══ Source material

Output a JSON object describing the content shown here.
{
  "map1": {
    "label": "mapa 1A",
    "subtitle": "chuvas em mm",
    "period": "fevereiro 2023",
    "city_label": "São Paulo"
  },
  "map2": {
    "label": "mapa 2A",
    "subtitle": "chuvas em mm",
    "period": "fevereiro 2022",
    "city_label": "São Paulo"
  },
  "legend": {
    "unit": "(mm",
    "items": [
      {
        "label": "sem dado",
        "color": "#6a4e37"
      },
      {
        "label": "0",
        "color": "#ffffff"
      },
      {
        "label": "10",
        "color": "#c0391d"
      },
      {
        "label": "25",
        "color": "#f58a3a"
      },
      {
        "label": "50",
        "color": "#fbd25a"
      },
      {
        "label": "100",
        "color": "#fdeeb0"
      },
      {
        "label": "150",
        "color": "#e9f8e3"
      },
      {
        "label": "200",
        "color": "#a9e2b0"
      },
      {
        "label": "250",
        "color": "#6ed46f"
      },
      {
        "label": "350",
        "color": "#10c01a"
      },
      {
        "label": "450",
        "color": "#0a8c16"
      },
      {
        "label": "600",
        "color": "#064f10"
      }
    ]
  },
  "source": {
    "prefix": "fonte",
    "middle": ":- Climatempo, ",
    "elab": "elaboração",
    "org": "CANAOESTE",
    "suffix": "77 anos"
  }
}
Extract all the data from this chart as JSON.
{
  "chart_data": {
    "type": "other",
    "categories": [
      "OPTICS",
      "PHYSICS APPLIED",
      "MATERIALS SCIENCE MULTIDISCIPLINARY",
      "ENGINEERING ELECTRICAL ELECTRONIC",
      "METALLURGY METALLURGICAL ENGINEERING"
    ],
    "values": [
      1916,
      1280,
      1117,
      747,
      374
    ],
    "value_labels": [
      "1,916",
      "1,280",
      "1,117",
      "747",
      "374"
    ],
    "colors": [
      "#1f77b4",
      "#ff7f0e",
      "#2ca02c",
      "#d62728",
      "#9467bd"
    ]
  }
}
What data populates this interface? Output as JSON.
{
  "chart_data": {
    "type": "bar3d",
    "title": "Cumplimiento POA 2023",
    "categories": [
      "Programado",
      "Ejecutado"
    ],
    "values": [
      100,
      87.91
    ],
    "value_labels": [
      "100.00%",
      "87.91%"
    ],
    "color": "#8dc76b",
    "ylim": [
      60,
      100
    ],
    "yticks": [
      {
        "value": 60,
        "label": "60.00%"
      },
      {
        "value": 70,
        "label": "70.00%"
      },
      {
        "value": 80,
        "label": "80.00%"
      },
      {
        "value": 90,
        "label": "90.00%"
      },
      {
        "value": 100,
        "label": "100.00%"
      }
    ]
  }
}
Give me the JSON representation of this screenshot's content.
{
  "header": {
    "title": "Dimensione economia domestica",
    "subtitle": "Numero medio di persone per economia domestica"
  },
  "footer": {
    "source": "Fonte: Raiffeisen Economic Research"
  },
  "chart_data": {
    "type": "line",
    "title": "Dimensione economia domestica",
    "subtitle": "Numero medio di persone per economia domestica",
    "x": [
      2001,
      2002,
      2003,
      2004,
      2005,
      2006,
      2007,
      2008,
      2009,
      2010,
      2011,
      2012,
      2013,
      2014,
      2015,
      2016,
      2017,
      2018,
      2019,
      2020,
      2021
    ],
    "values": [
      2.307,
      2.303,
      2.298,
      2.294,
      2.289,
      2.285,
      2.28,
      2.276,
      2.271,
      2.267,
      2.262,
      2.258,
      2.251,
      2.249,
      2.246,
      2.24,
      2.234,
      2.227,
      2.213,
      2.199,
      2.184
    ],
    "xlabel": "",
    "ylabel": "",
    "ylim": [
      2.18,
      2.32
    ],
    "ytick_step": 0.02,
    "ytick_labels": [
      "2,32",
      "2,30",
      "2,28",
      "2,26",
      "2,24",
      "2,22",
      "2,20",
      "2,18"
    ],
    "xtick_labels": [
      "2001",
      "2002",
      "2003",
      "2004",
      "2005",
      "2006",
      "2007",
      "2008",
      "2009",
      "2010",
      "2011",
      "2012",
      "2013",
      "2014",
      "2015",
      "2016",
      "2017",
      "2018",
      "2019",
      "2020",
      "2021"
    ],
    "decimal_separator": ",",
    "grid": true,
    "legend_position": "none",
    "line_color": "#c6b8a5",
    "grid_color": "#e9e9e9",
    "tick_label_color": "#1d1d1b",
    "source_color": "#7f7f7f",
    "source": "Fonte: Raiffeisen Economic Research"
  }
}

════

# Task instructions
Write an exact transcription of every entry above.

# Problem solution
Output a JSON object describing the content shown here.
{
  "map1": {
    "label": "mapa 1A",
    "subtitle": "chuvas em mm",
    "period": "fevereiro 2023",
    "city_label": "São Paulo"
  },
  "map2": {
    "label": "mapa 2A",
    "subtitle": "chuvas em mm",
    "period": "fevereiro 2022",
    "city_label": "São Paulo"
  },
  "legend": {
    "unit": "(mm",
    "items": [
      {
        "label": "sem dado",
        "color": "#6a4e37"
      },
      {
        "label": "0",
        "color": "#ffffff"
      },
      {
        "label": "10",
        "color": "#c0391d"
      },
      {
        "label": "25",
        "color": "#f58a3a"
      },
      {
        "label": "50",
        "color": "#fbd25a"
      },
      {
        "label": "100",
        "color": "#fdeeb0"
      },
      {
        "label": "150",
        "color": "#e9f8e3"
      },
      {
        "label": "200",
        "color": "#a9e2b0"
      },
      {
        "label": "250",
        "color": "#6ed46f"
      },
      {
        "label": "350",
        "color": "#10c01a"
      },
      {
        "label": "450",
        "color": "#0a8c16"
      },
      {
        "label": "600",
        "color": "#064f10"
      }
    ]
  },
  "source": {
    "prefix": "fonte",
    "middle": ":- Climatempo, ",
    "elab": "elaboração",
    "org": "CANAOESTE",
    "suffix": "77 anos"
  }
}
Extract all the data from this chart as JSON.
{
  "chart_data": {
    "type": "other",
    "categories": [
      "OPTICS",
      "PHYSICS APPLIED",
      "MATERIALS SCIENCE MULTIDISCIPLINARY",
      "ENGINEERING ELECTRICAL ELECTRONIC",
      "METALLURGY METALLURGICAL ENGINEERING"
    ],
    "values": [
      1916,
      1280,
      1117,
      747,
      374
    ],
    "value_labels": [
      "1,916",
      "1,280",
      "1,117",
      "747",
      "374"
    ],
    "colors": [
      "#1f77b4",
      "#ff7f0e",
      "#2ca02c",
      "#d62728",
      "#9467bd"
    ]
  }
}
What data populates this interface? Output as JSON.
{
  "chart_data": {
    "type": "bar3d",
    "title": "Cumplimiento POA 2023",
    "categories": [
      "Programado",
      "Ejecutado"
    ],
    "values": [
      100,
      87.91
    ],
    "value_labels": [
      "100.00%",
      "87.91%"
    ],
    "color": "#8dc76b",
    "ylim": [
      60,
      100
    ],
    "yticks": [
      {
        "value": 60,
        "label": "60.00%"
      },
      {
        "value": 70,
        "label": "70.00%"
      },
      {
        "value": 80,
        "label": "80.00%"
      },
      {
        "value": 90,
        "label": "90.00%"
      },
      {
        "value": 100,
        "label": "100.00%"
      }
    ]
  }
}
Give me the JSON representation of this screenshot's content.
{
  "header": {
    "title": "Dimensione economia domestica",
    "subtitle": "Numero medio di persone per economia domestica"
  },
  "footer": {
    "source": "Fonte: Raiffeisen Economic Research"
  },
  "chart_data": {
    "type": "line",
    "title": "Dimensione economia domestica",
    "subtitle": "Numero medio di persone per economia domestica",
    "x": [
      2001,
      2002,
      2003,
      2004,
      2005,
      2006,
      2007,
      2008,
      2009,
      2010,
      2011,
      2012,
      2013,
      2014,
      2015,
      2016,
      2017,
      2018,
      2019,
      2020,
      2021
    ],
    "values": [
      2.307,
      2.303,
      2.298,
      2.294,
      2.289,
      2.285,
      2.28,
      2.276,
      2.271,
      2.267,
      2.262,
      2.258,
      2.251,
      2.249,
      2.246,
      2.24,
      2.234,
      2.227,
      2.213,
      2.199,
      2.184
    ],
    "xlabel": "",
    "ylabel": "",
    "ylim": [
      2.18,
      2.32
    ],
    "ytick_step": 0.02,
    "ytick_labels": [
      "2,32",
      "2,30",
      "2,28",
      "2,26",
      "2,24",
      "2,22",
      "2,20",
      "2,18"
    ],
    "xtick_labels": [
      "2001",
      "2002",
      "2003",
      "2004",
      "2005",
      "2006",
      "2007",
      "2008",
      "2009",
      "2010",
      "2011",
      "2012",
      "2013",
      "2014",
      "2015",
      "2016",
      "2017",
      "2018",
      "2019",
      "2020",
      "2021"
    ],
    "decimal_separator": ",",
    "grid": true,
    "legend_position": "none",
    "line_color": "#c6b8a5",
    "grid_color": "#e9e9e9",
    "tick_label_color": "#1d1d1b",
    "source_color": "#7f7f7f",
    "source": "Fonte: Raiffeisen Economic Research"
  }
}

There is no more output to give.